> **What is asked**:
Output every entry exactly, from the first line to the last.

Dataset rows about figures
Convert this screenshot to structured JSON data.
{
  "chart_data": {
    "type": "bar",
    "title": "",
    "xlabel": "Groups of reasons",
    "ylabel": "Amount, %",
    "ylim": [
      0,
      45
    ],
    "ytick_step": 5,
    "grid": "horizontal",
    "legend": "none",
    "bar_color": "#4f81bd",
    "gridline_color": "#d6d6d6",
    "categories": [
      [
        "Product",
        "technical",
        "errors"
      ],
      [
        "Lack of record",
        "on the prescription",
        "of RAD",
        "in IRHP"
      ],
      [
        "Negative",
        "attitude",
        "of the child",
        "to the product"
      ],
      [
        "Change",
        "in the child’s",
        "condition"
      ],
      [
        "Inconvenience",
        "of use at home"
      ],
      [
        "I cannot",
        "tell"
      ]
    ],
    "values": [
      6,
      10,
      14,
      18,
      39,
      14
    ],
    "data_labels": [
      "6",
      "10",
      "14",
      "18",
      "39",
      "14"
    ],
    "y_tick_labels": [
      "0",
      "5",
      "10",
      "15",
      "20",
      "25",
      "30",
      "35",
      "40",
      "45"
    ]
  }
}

> **Exercise output**:
Convert this screenshot to structured JSON data.
{
  "chart_data": {
    "type": "bar",
    "title": "",
    "xlabel": "Groups of reasons",
    "ylabel": "Amount, %",
    "ylim": [
      0,
      45
    ],
    "ytick_step": 5,
    "grid": "horizontal",
    "legend": "none",
    "bar_color": "#4f81bd",
    "gridline_color": "#d6d6d6",
    "categories": [
      [
        "Product",
        "technical",
        "errors"
      ],
      [
        "Lack of record",
        "on the prescription",
        "of RAD",
        "in IRHP"
      ],
      [
        "Negative",
        "attitude",
        "of the child",
        "to the product"
      ],
      [
        "Change",
        "in the child’s",
        "condition"
      ],
      [
        "Inconvenience",
        "of use at home"
      ],
      [
        "I cannot",
        "tell"
      ]
    ],
    "values": [
      6,
      10,
      14,
      18,
      39,
      14
    ],
    "data_labels": [
      "6",
      "10",
      "14",
      "18",
      "39",
      "14"
    ],
    "y_tick_labels": [
      "0",
      "5",
      "10",
      "15",
      "20",
      "25",
      "30",
      "35",
      "40",
      "45"
    ]
  }
}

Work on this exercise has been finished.